YOUR TASK:
Look through the entries. Copy each line that has the word "name".

-- DATA FOR REVIEW follows --

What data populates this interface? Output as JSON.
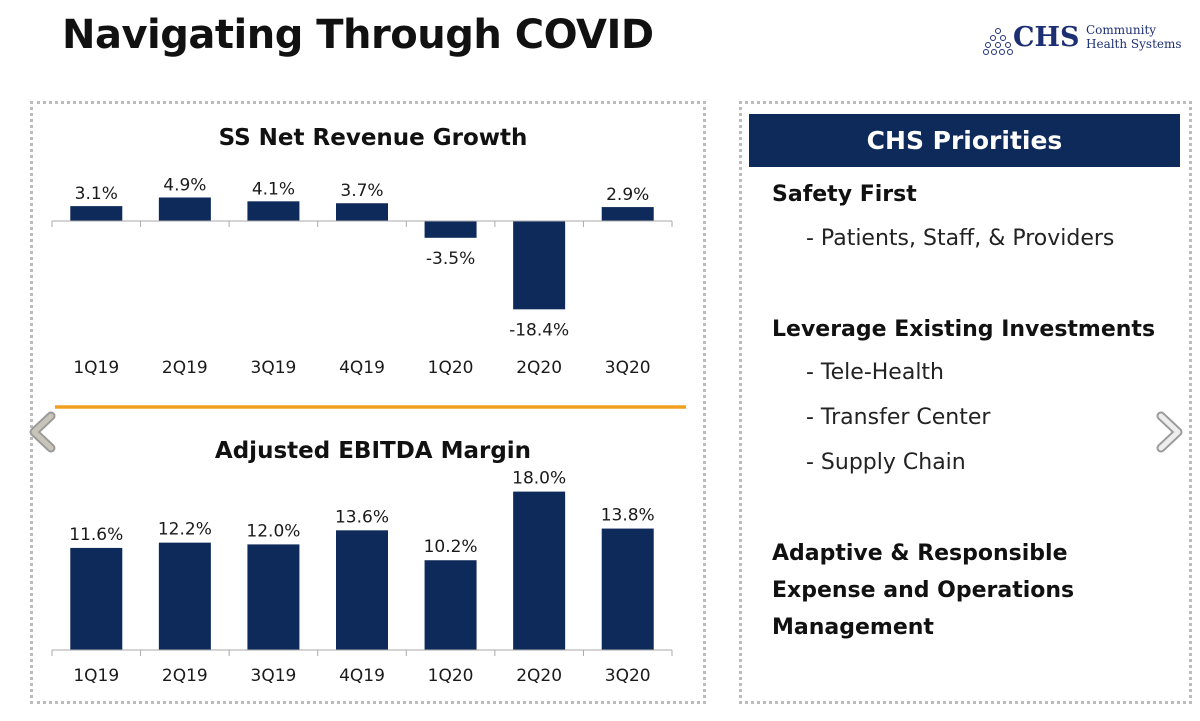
{
  "page": {
    "title": "Navigating Through COVID"
  },
  "logo": {
    "abbr": "CHS",
    "line1": "Community",
    "line2": "Health Systems"
  },
  "priorities": {
    "header": "CHS Priorities",
    "sections": [
      {
        "heading": "Safety First",
        "items": [
          "- Patients, Staff, & Providers"
        ]
      },
      {
        "heading": "Leverage Existing Investments",
        "items": [
          "- Tele-Health",
          "- Transfer Center",
          "- Supply Chain"
        ]
      },
      {
        "heading_lines": [
          "Adaptive & Responsible",
          "Expense and Operations",
          "Management"
        ],
        "items": []
      }
    ]
  },
  "colors": {
    "bar": "#0e2a5a",
    "divider": "#f0a020",
    "header_bg": "#0e2a5a"
  },
  "icons": {
    "prev": "chevron-left-icon",
    "next": "chevron-right-icon"
  },
  "chart_data": [
    {
      "type": "bar",
      "title": "SS Net Revenue Growth",
      "categories": [
        "1Q19",
        "2Q19",
        "3Q19",
        "4Q19",
        "1Q20",
        "2Q20",
        "3Q20"
      ],
      "values": [
        3.1,
        4.9,
        4.1,
        3.7,
        -3.5,
        -18.4,
        2.9
      ],
      "labels": [
        "3.1%",
        "4.9%",
        "4.1%",
        "3.7%",
        "-3.5%",
        "-18.4%",
        "2.9%"
      ],
      "unit": "%",
      "ylim": [
        -18.4,
        4.9
      ],
      "grid": false,
      "legend": "none"
    },
    {
      "type": "bar",
      "title": "Adjusted EBITDA Margin",
      "categories": [
        "1Q19",
        "2Q19",
        "3Q19",
        "4Q19",
        "1Q20",
        "2Q20",
        "3Q20"
      ],
      "values": [
        11.6,
        12.2,
        12.0,
        13.6,
        10.2,
        18.0,
        13.8
      ],
      "labels": [
        "11.6%",
        "12.2%",
        "12.0%",
        "13.6%",
        "10.2%",
        "18.0%",
        "13.8%"
      ],
      "unit": "%",
      "ylim": [
        0,
        18.0
      ],
      "grid": false,
      "legend": "none"
    }
  ]
}
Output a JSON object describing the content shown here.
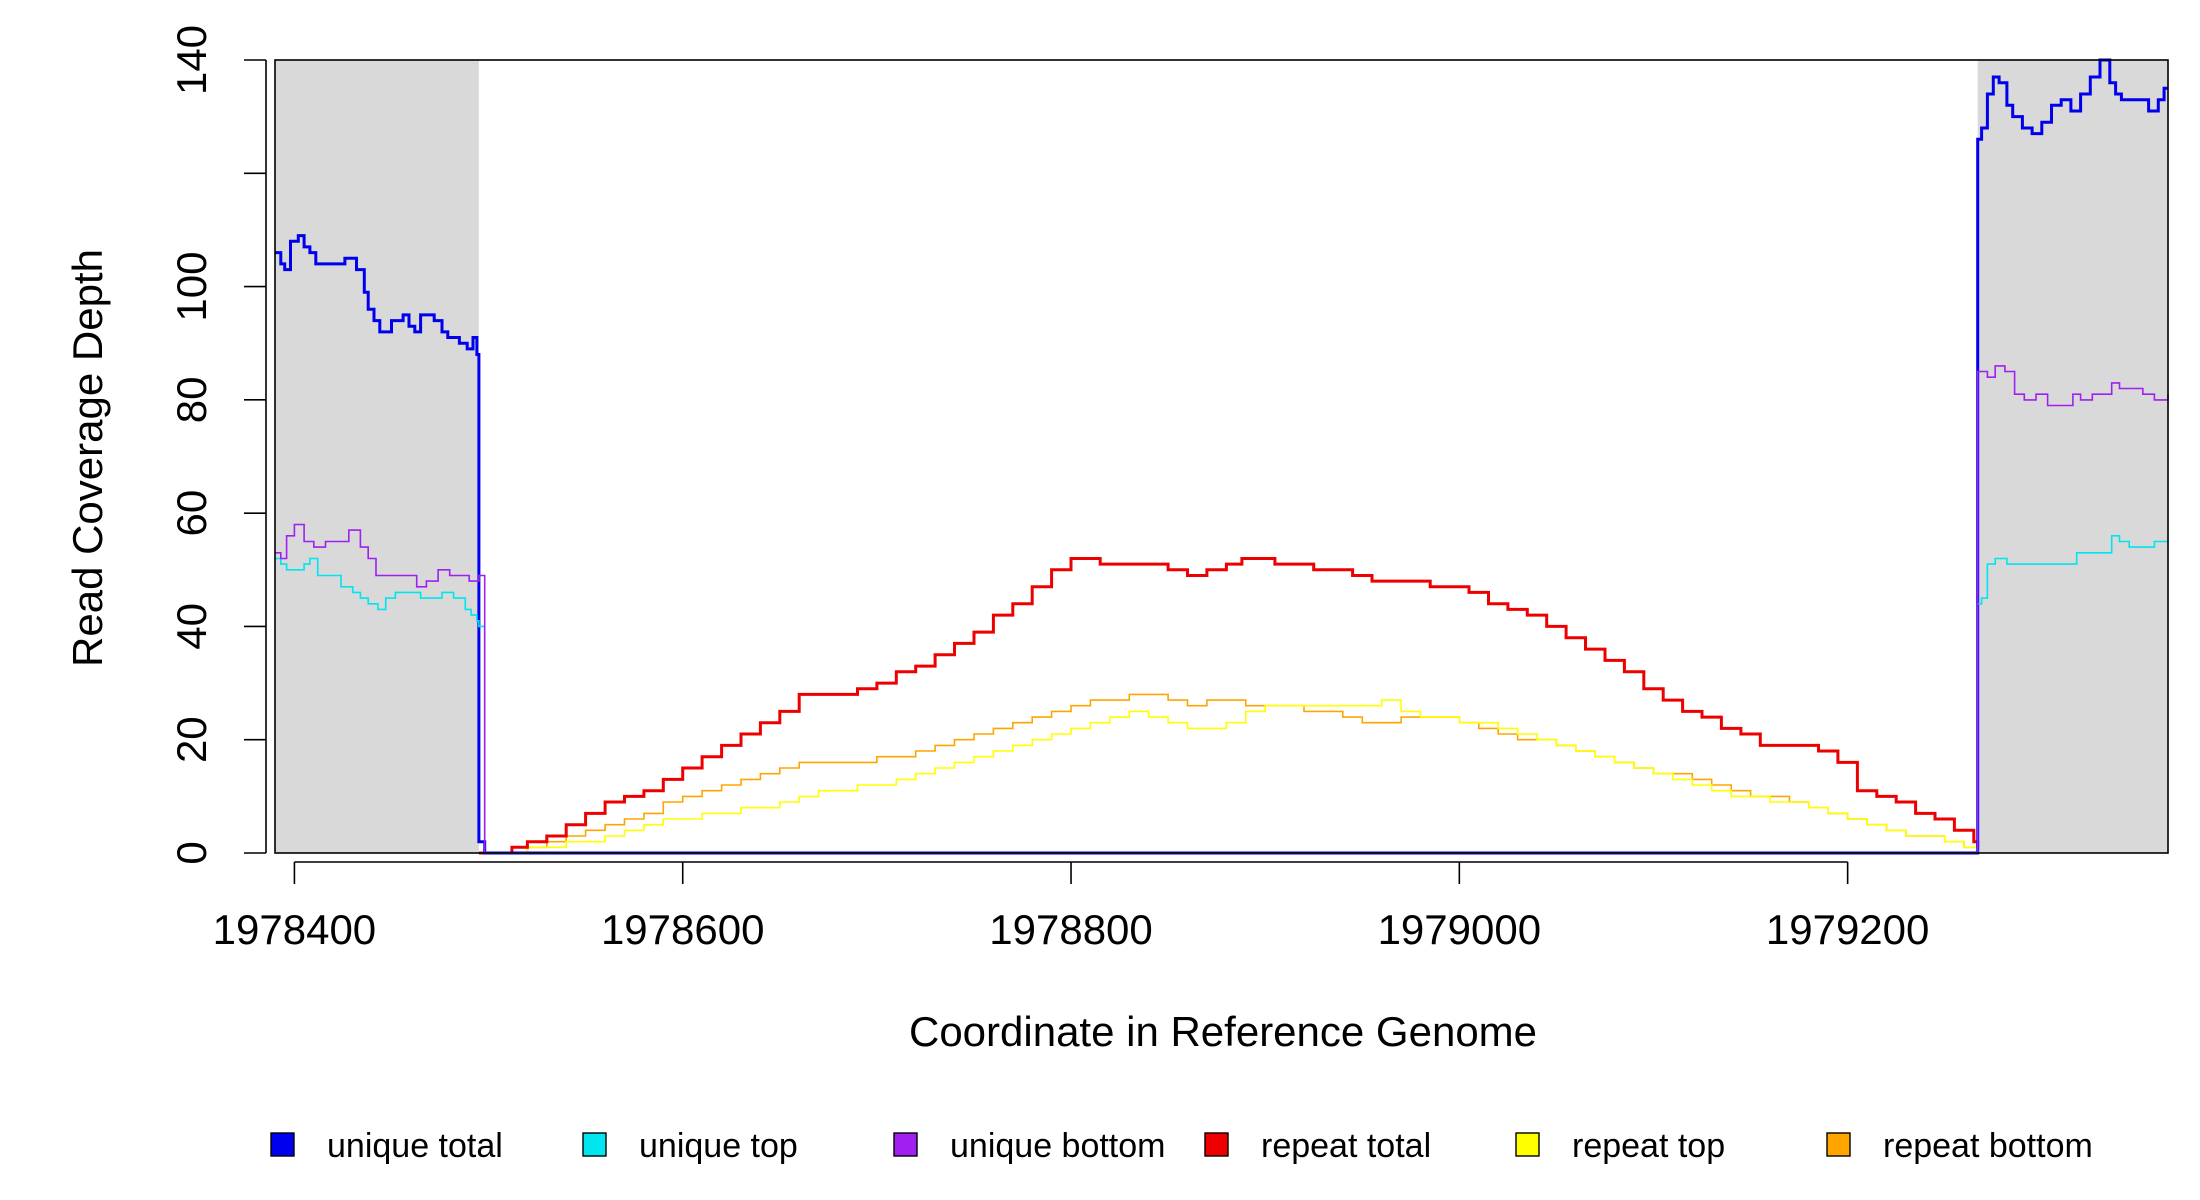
{
  "chart_data": {
    "type": "line",
    "title": "",
    "xlabel": "Coordinate in Reference Genome",
    "ylabel": "Read Coverage Depth",
    "xlim": [
      1978390,
      1979365
    ],
    "ylim": [
      0,
      140
    ],
    "x_ticks": [
      1978400,
      1978600,
      1978800,
      1979000,
      1979200
    ],
    "x_tick_labels": [
      "1978400",
      "1978600",
      "1978800",
      "1979000",
      "1979200"
    ],
    "y_ticks": [
      0,
      20,
      40,
      60,
      80,
      100,
      120,
      140
    ],
    "y_tick_labels": [
      "0",
      "20",
      "40",
      "60",
      "80",
      "100",
      "",
      "140"
    ],
    "grid": false,
    "shaded_regions": [
      {
        "x0": 1978390,
        "x1": 1978495,
        "color": "#d9d9d9"
      },
      {
        "x0": 1979267,
        "x1": 1979365,
        "color": "#d9d9d9"
      }
    ],
    "legend_position": "bottom",
    "series": [
      {
        "name": "unique total",
        "color": "#0000ee",
        "width": 3,
        "x": [
          1978390,
          1978393,
          1978395,
          1978398,
          1978402,
          1978405,
          1978408,
          1978411,
          1978414,
          1978420,
          1978426,
          1978432,
          1978436,
          1978438,
          1978441,
          1978444,
          1978450,
          1978456,
          1978459,
          1978462,
          1978465,
          1978468,
          1978472,
          1978476,
          1978479,
          1978482,
          1978485,
          1978489,
          1978492,
          1978494,
          1978495,
          1978498,
          1979265,
          1979267,
          1979269,
          1979272,
          1979275,
          1979278,
          1979282,
          1979285,
          1979290,
          1979295,
          1979300,
          1979305,
          1979310,
          1979315,
          1979320,
          1979325,
          1979330,
          1979335,
          1979338,
          1979341,
          1979345,
          1979350,
          1979355,
          1979360,
          1979363,
          1979365
        ],
        "y": [
          106,
          104,
          103,
          108,
          109,
          107,
          106,
          104,
          104,
          104,
          105,
          103,
          99,
          96,
          94,
          92,
          94,
          95,
          93,
          92,
          95,
          95,
          94,
          92,
          91,
          91,
          90,
          89,
          91,
          88,
          2,
          0,
          0,
          126,
          128,
          134,
          137,
          136,
          132,
          130,
          128,
          127,
          129,
          132,
          133,
          131,
          134,
          137,
          140,
          136,
          134,
          133,
          133,
          133,
          131,
          133,
          135,
          135
        ]
      },
      {
        "name": "unique top",
        "color": "#00e5ee",
        "width": 1.6,
        "x": [
          1978390,
          1978393,
          1978396,
          1978400,
          1978405,
          1978408,
          1978412,
          1978418,
          1978424,
          1978430,
          1978434,
          1978438,
          1978443,
          1978447,
          1978452,
          1978458,
          1978465,
          1978470,
          1978476,
          1978482,
          1978488,
          1978491,
          1978494,
          1978495,
          1978498,
          1979265,
          1979267,
          1979269,
          1979272,
          1979276,
          1979282,
          1979290,
          1979300,
          1979310,
          1979318,
          1979322,
          1979330,
          1979336,
          1979340,
          1979345,
          1979352,
          1979358,
          1979365
        ],
        "y": [
          52,
          51,
          50,
          50,
          51,
          52,
          49,
          49,
          47,
          46,
          45,
          44,
          43,
          45,
          46,
          46,
          45,
          45,
          46,
          45,
          43,
          42,
          41,
          40,
          0,
          0,
          44,
          45,
          51,
          52,
          51,
          51,
          51,
          51,
          53,
          53,
          53,
          56,
          55,
          54,
          54,
          55,
          55
        ]
      },
      {
        "name": "unique bottom",
        "color": "#a020f0",
        "width": 1.6,
        "x": [
          1978390,
          1978393,
          1978396,
          1978400,
          1978405,
          1978410,
          1978416,
          1978422,
          1978428,
          1978434,
          1978438,
          1978442,
          1978447,
          1978452,
          1978458,
          1978463,
          1978468,
          1978474,
          1978480,
          1978485,
          1978490,
          1978495,
          1978498,
          1979265,
          1979267,
          1979272,
          1979276,
          1979281,
          1979286,
          1979291,
          1979297,
          1979303,
          1979310,
          1979316,
          1979320,
          1979326,
          1979332,
          1979336,
          1979340,
          1979346,
          1979352,
          1979358,
          1979365
        ],
        "y": [
          53,
          52,
          56,
          58,
          55,
          54,
          55,
          55,
          57,
          54,
          52,
          49,
          49,
          49,
          49,
          47,
          48,
          50,
          49,
          49,
          48,
          49,
          0,
          0,
          85,
          84,
          86,
          85,
          81,
          80,
          81,
          79,
          79,
          81,
          80,
          81,
          81,
          83,
          82,
          82,
          81,
          80,
          81
        ]
      },
      {
        "name": "repeat total",
        "color": "#ee0000",
        "width": 3,
        "x": [
          1978495,
          1978508,
          1978512,
          1978520,
          1978530,
          1978540,
          1978550,
          1978560,
          1978570,
          1978580,
          1978590,
          1978600,
          1978610,
          1978620,
          1978630,
          1978640,
          1978650,
          1978660,
          1978670,
          1978680,
          1978690,
          1978700,
          1978710,
          1978720,
          1978730,
          1978740,
          1978750,
          1978760,
          1978770,
          1978780,
          1978790,
          1978800,
          1978810,
          1978815,
          1978820,
          1978830,
          1978840,
          1978850,
          1978860,
          1978870,
          1978880,
          1978888,
          1978895,
          1978905,
          1978915,
          1978925,
          1978935,
          1978945,
          1978955,
          1978965,
          1978975,
          1978985,
          1978995,
          1979005,
          1979015,
          1979025,
          1979035,
          1979045,
          1979055,
          1979065,
          1979075,
          1979085,
          1979095,
          1979105,
          1979115,
          1979125,
          1979135,
          1979145,
          1979155,
          1979165,
          1979175,
          1979185,
          1979195,
          1979205,
          1979215,
          1979225,
          1979235,
          1979245,
          1979255,
          1979265,
          1979267
        ],
        "y": [
          0,
          0,
          1,
          2,
          3,
          5,
          7,
          9,
          10,
          11,
          13,
          15,
          17,
          19,
          21,
          23,
          25,
          28,
          28,
          28,
          29,
          30,
          32,
          33,
          35,
          37,
          39,
          42,
          44,
          47,
          50,
          52,
          52,
          51,
          51,
          51,
          51,
          50,
          49,
          50,
          51,
          52,
          52,
          51,
          51,
          50,
          50,
          49,
          48,
          48,
          48,
          47,
          47,
          46,
          44,
          43,
          42,
          40,
          38,
          36,
          34,
          32,
          29,
          27,
          25,
          24,
          22,
          21,
          19,
          19,
          19,
          18,
          16,
          11,
          10,
          9,
          7,
          6,
          4,
          2,
          1
        ]
      },
      {
        "name": "repeat top",
        "color": "#ffff00",
        "width": 1.6,
        "x": [
          1978495,
          1978510,
          1978520,
          1978530,
          1978540,
          1978550,
          1978560,
          1978570,
          1978580,
          1978590,
          1978600,
          1978610,
          1978620,
          1978630,
          1978640,
          1978650,
          1978660,
          1978670,
          1978680,
          1978690,
          1978700,
          1978710,
          1978720,
          1978730,
          1978740,
          1978750,
          1978760,
          1978770,
          1978780,
          1978790,
          1978800,
          1978810,
          1978820,
          1978830,
          1978840,
          1978850,
          1978860,
          1978870,
          1978880,
          1978890,
          1978900,
          1978910,
          1978920,
          1978930,
          1978940,
          1978950,
          1978960,
          1978970,
          1978980,
          1978990,
          1979000,
          1979010,
          1979020,
          1979030,
          1979040,
          1979050,
          1979060,
          1979070,
          1979080,
          1979090,
          1979100,
          1979110,
          1979120,
          1979130,
          1979140,
          1979150,
          1979160,
          1979170,
          1979180,
          1979190,
          1979200,
          1979210,
          1979220,
          1979230,
          1979240,
          1979250,
          1979260,
          1979265,
          1979267
        ],
        "y": [
          0,
          0,
          1,
          1,
          2,
          2,
          3,
          4,
          5,
          6,
          6,
          7,
          7,
          8,
          8,
          9,
          10,
          11,
          11,
          12,
          12,
          13,
          14,
          15,
          16,
          17,
          18,
          19,
          20,
          21,
          22,
          23,
          24,
          25,
          24,
          23,
          22,
          22,
          23,
          25,
          26,
          26,
          26,
          26,
          26,
          26,
          27,
          25,
          24,
          24,
          23,
          23,
          22,
          21,
          20,
          19,
          18,
          17,
          16,
          15,
          14,
          13,
          12,
          11,
          10,
          10,
          9,
          9,
          8,
          7,
          6,
          5,
          4,
          3,
          3,
          2,
          1,
          1,
          0
        ]
      },
      {
        "name": "repeat bottom",
        "color": "#ffa500",
        "width": 1.6,
        "x": [
          1978495,
          1978510,
          1978520,
          1978530,
          1978540,
          1978550,
          1978560,
          1978570,
          1978580,
          1978590,
          1978600,
          1978610,
          1978620,
          1978630,
          1978640,
          1978650,
          1978660,
          1978670,
          1978680,
          1978690,
          1978700,
          1978710,
          1978720,
          1978730,
          1978740,
          1978750,
          1978760,
          1978770,
          1978780,
          1978790,
          1978800,
          1978810,
          1978820,
          1978830,
          1978840,
          1978850,
          1978860,
          1978870,
          1978880,
          1978890,
          1978900,
          1978910,
          1978920,
          1978930,
          1978940,
          1978950,
          1978960,
          1978970,
          1978980,
          1978990,
          1979000,
          1979010,
          1979020,
          1979030,
          1979040,
          1979050,
          1979060,
          1979070,
          1979080,
          1979090,
          1979100,
          1979110,
          1979120,
          1979130,
          1979140,
          1979150,
          1979160,
          1979170,
          1979180,
          1979190,
          1979200,
          1979210,
          1979220,
          1979230,
          1979240,
          1979250,
          1979260,
          1979265,
          1979267
        ],
        "y": [
          0,
          0,
          1,
          2,
          3,
          4,
          5,
          6,
          7,
          9,
          10,
          11,
          12,
          13,
          14,
          15,
          16,
          16,
          16,
          16,
          17,
          17,
          18,
          19,
          20,
          21,
          22,
          23,
          24,
          25,
          26,
          27,
          27,
          28,
          28,
          27,
          26,
          27,
          27,
          26,
          26,
          26,
          25,
          25,
          24,
          23,
          23,
          24,
          24,
          24,
          23,
          22,
          21,
          20,
          20,
          19,
          18,
          17,
          16,
          15,
          14,
          14,
          13,
          12,
          11,
          10,
          10,
          9,
          8,
          7,
          6,
          5,
          4,
          3,
          3,
          2,
          1,
          1,
          0
        ]
      }
    ]
  }
}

-- DATA FOR REVIEW concluded --

TASK RESPONSE:
        "name": "unique total",
        "name": "unique top",
        "name": "unique bottom",
        "name": "repeat total",
        "name": "repeat top",
        "name": "repeat bottom",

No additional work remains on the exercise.